» **Exercise requirements**:
Each line that includes the word "Standard" counts once; give the total and nothing more.

» **Records for the task**:
=====

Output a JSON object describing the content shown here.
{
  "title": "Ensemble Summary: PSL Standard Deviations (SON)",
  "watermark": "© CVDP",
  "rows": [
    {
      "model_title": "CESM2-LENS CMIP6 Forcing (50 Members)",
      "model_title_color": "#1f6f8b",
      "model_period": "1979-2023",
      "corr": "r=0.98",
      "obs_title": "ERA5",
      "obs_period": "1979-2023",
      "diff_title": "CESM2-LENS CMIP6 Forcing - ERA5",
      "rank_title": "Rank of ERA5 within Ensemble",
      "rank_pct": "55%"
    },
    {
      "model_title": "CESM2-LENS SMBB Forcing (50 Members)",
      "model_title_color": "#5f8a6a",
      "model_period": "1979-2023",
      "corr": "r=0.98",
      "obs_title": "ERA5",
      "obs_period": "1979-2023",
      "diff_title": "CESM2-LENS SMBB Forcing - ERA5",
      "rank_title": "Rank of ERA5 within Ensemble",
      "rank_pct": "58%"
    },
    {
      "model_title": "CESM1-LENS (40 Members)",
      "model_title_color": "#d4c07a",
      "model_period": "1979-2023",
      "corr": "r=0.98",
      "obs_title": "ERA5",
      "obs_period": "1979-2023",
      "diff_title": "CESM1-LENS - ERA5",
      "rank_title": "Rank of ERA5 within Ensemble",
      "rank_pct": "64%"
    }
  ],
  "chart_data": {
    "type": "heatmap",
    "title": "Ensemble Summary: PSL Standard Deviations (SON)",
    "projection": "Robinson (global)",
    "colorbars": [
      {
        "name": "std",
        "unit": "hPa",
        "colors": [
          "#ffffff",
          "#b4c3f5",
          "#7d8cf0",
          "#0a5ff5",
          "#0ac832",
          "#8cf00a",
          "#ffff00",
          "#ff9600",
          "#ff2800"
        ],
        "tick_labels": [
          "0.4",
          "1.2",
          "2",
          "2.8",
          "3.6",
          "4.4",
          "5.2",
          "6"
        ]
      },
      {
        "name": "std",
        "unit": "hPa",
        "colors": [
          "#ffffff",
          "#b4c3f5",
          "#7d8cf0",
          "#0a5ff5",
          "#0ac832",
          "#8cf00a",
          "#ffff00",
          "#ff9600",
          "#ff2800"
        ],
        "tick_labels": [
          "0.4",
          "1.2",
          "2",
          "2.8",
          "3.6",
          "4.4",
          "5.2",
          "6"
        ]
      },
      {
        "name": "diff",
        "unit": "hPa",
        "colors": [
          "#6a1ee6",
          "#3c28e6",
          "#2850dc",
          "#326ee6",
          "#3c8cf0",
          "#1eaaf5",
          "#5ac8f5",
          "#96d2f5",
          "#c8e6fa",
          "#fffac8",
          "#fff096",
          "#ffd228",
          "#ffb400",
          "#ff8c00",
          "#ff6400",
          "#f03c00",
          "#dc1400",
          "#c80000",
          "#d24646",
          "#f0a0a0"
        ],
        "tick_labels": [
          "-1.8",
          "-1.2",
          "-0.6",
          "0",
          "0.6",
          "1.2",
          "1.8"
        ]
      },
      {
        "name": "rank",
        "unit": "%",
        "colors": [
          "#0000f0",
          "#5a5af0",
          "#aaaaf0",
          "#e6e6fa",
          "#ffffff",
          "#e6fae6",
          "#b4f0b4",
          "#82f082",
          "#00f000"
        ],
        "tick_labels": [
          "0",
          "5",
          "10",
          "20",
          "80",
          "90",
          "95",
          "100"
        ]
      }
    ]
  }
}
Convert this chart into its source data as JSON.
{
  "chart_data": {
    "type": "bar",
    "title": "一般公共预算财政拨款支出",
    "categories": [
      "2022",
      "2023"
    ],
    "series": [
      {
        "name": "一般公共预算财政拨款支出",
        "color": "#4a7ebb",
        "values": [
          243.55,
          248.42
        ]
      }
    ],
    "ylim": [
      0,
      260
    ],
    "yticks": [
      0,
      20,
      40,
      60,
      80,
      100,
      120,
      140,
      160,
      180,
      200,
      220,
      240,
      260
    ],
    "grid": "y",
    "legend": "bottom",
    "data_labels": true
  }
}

=====

» **Exercise answer**:
2